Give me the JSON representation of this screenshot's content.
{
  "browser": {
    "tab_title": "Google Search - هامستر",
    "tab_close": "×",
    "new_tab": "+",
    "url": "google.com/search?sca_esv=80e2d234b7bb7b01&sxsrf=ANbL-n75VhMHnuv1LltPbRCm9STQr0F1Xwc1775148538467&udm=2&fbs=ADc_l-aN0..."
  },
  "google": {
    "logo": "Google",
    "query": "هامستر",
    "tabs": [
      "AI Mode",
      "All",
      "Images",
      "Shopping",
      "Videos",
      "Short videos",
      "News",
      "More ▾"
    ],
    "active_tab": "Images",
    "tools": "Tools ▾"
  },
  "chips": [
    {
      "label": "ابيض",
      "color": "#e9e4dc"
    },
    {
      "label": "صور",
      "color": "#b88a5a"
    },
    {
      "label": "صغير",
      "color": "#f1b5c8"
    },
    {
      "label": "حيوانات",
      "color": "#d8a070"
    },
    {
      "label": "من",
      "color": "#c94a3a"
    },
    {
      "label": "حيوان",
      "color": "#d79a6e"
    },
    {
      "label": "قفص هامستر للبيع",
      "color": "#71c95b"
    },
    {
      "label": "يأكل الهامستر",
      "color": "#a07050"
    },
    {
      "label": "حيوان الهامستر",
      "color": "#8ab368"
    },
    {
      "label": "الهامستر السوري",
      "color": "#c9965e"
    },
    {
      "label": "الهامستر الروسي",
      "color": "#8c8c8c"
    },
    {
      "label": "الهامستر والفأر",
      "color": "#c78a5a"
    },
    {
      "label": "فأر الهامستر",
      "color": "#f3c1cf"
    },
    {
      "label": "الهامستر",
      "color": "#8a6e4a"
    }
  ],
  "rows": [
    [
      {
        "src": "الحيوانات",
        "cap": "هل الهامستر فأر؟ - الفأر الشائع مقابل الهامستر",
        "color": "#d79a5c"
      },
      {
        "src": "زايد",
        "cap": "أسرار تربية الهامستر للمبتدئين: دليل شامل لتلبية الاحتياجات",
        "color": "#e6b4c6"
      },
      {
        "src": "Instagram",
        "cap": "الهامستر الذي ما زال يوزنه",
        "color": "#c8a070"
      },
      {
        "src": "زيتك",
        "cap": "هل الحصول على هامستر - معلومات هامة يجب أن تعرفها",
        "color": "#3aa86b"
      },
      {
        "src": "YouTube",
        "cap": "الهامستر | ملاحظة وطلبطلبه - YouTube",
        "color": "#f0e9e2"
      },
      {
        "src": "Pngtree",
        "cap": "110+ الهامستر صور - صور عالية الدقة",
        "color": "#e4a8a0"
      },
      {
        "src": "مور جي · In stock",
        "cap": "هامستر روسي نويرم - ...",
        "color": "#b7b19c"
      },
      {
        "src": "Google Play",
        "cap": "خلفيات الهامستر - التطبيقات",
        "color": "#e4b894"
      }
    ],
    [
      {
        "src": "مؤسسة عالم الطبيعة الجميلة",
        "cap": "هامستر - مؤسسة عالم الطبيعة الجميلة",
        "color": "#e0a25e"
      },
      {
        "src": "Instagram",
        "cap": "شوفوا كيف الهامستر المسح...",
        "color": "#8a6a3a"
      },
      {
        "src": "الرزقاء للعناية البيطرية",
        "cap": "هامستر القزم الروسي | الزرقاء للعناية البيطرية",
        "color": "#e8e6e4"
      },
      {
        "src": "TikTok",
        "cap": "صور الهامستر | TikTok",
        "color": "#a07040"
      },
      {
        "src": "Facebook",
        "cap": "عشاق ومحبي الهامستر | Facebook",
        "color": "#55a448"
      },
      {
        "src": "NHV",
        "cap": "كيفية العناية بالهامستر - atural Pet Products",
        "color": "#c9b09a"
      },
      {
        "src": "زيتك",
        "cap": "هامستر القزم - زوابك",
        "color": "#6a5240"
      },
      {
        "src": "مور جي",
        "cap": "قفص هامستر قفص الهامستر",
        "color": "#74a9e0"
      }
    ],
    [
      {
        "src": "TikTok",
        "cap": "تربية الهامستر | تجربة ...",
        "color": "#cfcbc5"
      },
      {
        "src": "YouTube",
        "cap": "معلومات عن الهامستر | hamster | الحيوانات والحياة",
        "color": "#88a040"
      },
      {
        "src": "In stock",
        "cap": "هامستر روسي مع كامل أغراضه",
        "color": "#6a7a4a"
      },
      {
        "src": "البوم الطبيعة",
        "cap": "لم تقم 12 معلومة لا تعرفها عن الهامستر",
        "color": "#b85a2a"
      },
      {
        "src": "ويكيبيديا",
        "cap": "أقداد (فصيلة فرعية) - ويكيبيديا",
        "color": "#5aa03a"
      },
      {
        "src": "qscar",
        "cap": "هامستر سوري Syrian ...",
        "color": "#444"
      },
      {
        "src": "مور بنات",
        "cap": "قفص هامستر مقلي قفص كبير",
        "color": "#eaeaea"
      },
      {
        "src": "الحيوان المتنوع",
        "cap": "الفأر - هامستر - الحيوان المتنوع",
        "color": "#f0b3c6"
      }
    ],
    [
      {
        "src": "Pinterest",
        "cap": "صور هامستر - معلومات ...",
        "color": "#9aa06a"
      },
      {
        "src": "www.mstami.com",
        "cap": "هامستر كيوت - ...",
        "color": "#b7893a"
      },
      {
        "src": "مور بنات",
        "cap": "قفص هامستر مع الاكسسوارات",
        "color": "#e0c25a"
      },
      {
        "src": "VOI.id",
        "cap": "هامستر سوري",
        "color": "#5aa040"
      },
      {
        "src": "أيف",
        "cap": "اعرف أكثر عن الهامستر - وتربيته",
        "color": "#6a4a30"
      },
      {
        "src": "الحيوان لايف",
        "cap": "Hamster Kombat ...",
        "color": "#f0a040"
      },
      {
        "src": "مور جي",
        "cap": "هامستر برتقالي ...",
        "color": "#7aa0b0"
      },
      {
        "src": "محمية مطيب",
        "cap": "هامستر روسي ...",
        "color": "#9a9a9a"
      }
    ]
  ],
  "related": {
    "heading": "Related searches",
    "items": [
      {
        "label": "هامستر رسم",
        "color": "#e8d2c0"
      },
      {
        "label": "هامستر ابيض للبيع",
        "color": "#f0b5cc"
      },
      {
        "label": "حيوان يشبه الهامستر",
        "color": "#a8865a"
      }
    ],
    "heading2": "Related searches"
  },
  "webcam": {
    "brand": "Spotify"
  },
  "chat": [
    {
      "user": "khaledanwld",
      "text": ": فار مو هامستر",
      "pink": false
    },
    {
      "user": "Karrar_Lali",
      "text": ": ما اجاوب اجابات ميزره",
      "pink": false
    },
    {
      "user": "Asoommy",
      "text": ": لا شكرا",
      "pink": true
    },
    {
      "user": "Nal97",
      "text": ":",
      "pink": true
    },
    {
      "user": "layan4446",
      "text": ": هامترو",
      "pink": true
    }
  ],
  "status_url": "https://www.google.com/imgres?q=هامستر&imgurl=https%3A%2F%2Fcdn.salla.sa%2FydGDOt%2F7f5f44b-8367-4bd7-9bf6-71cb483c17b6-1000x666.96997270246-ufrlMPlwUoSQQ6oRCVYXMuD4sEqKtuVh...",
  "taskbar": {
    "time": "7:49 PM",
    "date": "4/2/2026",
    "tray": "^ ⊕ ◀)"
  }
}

#### Work to complete
Check each line of the entries above, and show every one holding the word "الجميلة".

#### Written answer
        "src": "مؤسسة عالم الطبيعة الجميلة",
        "cap": "هامستر - مؤسسة عالم الطبيعة الجميلة",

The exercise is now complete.